__GIVEN EXERCISE__.
Print all records exactly, leaving nothing out.

------ GIVEN INFORMATION ------

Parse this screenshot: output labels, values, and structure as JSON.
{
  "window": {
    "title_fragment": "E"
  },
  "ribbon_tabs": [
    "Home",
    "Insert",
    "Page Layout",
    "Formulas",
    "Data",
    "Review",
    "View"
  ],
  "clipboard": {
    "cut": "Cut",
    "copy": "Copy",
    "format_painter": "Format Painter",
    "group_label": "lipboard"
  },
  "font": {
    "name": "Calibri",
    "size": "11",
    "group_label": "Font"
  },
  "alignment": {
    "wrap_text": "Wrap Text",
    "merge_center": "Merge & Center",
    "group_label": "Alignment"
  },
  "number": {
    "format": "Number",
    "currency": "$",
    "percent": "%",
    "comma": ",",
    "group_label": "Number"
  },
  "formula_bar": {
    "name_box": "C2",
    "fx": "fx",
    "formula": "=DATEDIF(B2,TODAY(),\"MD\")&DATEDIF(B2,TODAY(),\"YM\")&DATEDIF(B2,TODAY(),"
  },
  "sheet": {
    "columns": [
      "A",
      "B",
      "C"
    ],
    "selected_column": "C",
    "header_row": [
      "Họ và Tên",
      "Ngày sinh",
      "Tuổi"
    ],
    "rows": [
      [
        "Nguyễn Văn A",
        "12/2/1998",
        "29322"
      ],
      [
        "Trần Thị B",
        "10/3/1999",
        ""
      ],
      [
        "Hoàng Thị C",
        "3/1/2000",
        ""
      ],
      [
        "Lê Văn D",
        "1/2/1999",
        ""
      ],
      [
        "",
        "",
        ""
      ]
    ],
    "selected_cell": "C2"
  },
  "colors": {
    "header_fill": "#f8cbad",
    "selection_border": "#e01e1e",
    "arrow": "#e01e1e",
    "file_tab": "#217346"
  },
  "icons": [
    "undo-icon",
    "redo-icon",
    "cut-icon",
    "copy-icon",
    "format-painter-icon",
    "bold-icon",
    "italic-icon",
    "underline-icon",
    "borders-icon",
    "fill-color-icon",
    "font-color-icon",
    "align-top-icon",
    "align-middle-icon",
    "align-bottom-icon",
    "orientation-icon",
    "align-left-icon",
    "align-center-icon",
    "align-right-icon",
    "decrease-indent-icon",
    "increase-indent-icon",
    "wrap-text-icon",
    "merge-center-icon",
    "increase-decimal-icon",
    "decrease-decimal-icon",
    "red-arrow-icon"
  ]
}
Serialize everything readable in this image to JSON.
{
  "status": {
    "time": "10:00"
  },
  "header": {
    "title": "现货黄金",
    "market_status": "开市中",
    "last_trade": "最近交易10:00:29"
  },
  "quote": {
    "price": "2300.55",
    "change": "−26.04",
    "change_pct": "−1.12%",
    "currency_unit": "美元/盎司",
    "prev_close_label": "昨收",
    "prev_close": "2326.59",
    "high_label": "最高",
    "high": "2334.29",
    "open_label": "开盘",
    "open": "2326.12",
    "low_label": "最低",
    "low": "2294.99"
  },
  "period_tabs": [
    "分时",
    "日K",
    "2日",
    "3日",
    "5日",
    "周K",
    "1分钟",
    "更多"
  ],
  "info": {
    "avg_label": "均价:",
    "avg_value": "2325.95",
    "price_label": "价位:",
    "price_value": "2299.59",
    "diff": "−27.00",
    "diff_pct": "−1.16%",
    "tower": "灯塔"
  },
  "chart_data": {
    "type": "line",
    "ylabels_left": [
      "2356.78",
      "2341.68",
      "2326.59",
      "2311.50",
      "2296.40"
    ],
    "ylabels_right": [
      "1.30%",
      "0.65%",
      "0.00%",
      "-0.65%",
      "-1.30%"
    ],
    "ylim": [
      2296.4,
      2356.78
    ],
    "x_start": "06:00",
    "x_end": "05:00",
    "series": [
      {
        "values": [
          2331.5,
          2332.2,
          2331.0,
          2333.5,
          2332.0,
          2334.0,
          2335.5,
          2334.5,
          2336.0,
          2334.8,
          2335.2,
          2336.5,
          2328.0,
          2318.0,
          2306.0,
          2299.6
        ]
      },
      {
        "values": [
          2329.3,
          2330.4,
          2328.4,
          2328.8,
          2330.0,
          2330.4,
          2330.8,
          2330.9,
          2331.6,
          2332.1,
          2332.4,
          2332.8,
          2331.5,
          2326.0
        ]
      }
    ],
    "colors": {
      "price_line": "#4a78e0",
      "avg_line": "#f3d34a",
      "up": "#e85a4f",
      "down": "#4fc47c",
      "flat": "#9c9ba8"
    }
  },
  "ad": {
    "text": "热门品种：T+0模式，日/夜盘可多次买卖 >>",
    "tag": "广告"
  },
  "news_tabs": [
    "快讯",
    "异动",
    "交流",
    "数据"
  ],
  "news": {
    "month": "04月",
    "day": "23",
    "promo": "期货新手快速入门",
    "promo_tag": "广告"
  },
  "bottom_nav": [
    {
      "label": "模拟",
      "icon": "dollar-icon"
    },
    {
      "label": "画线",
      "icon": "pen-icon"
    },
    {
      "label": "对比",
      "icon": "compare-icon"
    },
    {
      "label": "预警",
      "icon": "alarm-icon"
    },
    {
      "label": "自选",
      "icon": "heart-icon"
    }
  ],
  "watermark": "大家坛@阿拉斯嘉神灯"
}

------

__TASK ANSWER__.
Parse this screenshot: output labels, values, and structure as JSON.
{
  "window": {
    "title_fragment": "E"
  },
  "ribbon_tabs": [
    "Home",
    "Insert",
    "Page Layout",
    "Formulas",
    "Data",
    "Review",
    "View"
  ],
  "clipboard": {
    "cut": "Cut",
    "copy": "Copy",
    "format_painter": "Format Painter",
    "group_label": "lipboard"
  },
  "font": {
    "name": "Calibri",
    "size": "11",
    "group_label": "Font"
  },
  "alignment": {
    "wrap_text": "Wrap Text",
    "merge_center": "Merge & Center",
    "group_label": "Alignment"
  },
  "number": {
    "format": "Number",
    "currency": "$",
    "percent": "%",
    "comma": ",",
    "group_label": "Number"
  },
  "formula_bar": {
    "name_box": "C2",
    "fx": "fx",
    "formula": "=DATEDIF(B2,TODAY(),\"MD\")&DATEDIF(B2,TODAY(),\"YM\")&DATEDIF(B2,TODAY(),"
  },
  "sheet": {
    "columns": [
      "A",
      "B",
      "C"
    ],
    "selected_column": "C",
    "header_row": [
      "Họ và Tên",
      "Ngày sinh",
      "Tuổi"
    ],
    "rows": [
      [
        "Nguyễn Văn A",
        "12/2/1998",
        "29322"
      ],
      [
        "Trần Thị B",
        "10/3/1999",
        ""
      ],
      [
        "Hoàng Thị C",
        "3/1/2000",
        ""
      ],
      [
        "Lê Văn D",
        "1/2/1999",
        ""
      ],
      [
        "",
        "",
        ""
      ]
    ],
    "selected_cell": "C2"
  },
  "colors": {
    "header_fill": "#f8cbad",
    "selection_border": "#e01e1e",
    "arrow": "#e01e1e",
    "file_tab": "#217346"
  },
  "icons": [
    "undo-icon",
    "redo-icon",
    "cut-icon",
    "copy-icon",
    "format-painter-icon",
    "bold-icon",
    "italic-icon",
    "underline-icon",
    "borders-icon",
    "fill-color-icon",
    "font-color-icon",
    "align-top-icon",
    "align-middle-icon",
    "align-bottom-icon",
    "orientation-icon",
    "align-left-icon",
    "align-center-icon",
    "align-right-icon",
    "decrease-indent-icon",
    "increase-indent-icon",
    "wrap-text-icon",
    "merge-center-icon",
    "increase-decimal-icon",
    "decrease-decimal-icon",
    "red-arrow-icon"
  ]
}
Serialize everything readable in this image to JSON.
{
  "status": {
    "time": "10:00"
  },
  "header": {
    "title": "现货黄金",
    "market_status": "开市中",
    "last_trade": "最近交易10:00:29"
  },
  "quote": {
    "price": "2300.55",
    "change": "−26.04",
    "change_pct": "−1.12%",
    "currency_unit": "美元/盎司",
    "prev_close_label": "昨收",
    "prev_close": "2326.59",
    "high_label": "最高",
    "high": "2334.29",
    "open_label": "开盘",
    "open": "2326.12",
    "low_label": "最低",
    "low": "2294.99"
  },
  "period_tabs": [
    "分时",
    "日K",
    "2日",
    "3日",
    "5日",
    "周K",
    "1分钟",
    "更多"
  ],
  "info": {
    "avg_label": "均价:",
    "avg_value": "2325.95",
    "price_label": "价位:",
    "price_value": "2299.59",
    "diff": "−27.00",
    "diff_pct": "−1.16%",
    "tower": "灯塔"
  },
  "chart_data": {
    "type": "line",
    "ylabels_left": [
      "2356.78",
      "2341.68",
      "2326.59",
      "2311.50",
      "2296.40"
    ],
    "ylabels_right": [
      "1.30%",
      "0.65%",
      "0.00%",
      "-0.65%",
      "-1.30%"
    ],
    "ylim": [
      2296.4,
      2356.78
    ],
    "x_start": "06:00",
    "x_end": "05:00",
    "series": [
      {
        "values": [
          2331.5,
          2332.2,
          2331.0,
          2333.5,
          2332.0,
          2334.0,
          2335.5,
          2334.5,
          2336.0,
          2334.8,
          2335.2,
          2336.5,
          2328.0,
          2318.0,
          2306.0,
          2299.6
        ]
      },
      {
        "values": [
          2329.3,
          2330.4,
          2328.4,
          2328.8,
          2330.0,
          2330.4,
          2330.8,
          2330.9,
          2331.6,
          2332.1,
          2332.4,
          2332.8,
          2331.5,
          2326.0
        ]
      }
    ],
    "colors": {
      "price_line": "#4a78e0",
      "avg_line": "#f3d34a",
      "up": "#e85a4f",
      "down": "#4fc47c",
      "flat": "#9c9ba8"
    }
  },
  "ad": {
    "text": "热门品种：T+0模式，日/夜盘可多次买卖 >>",
    "tag": "广告"
  },
  "news_tabs": [
    "快讯",
    "异动",
    "交流",
    "数据"
  ],
  "news": {
    "month": "04月",
    "day": "23",
    "promo": "期货新手快速入门",
    "promo_tag": "广告"
  },
  "bottom_nav": [
    {
      "label": "模拟",
      "icon": "dollar-icon"
    },
    {
      "label": "画线",
      "icon": "pen-icon"
    },
    {
      "label": "对比",
      "icon": "compare-icon"
    },
    {
      "label": "预警",
      "icon": "alarm-icon"
    },
    {
      "label": "自选",
      "icon": "heart-icon"
    }
  ],
  "watermark": "大家坛@阿拉斯嘉神灯"
}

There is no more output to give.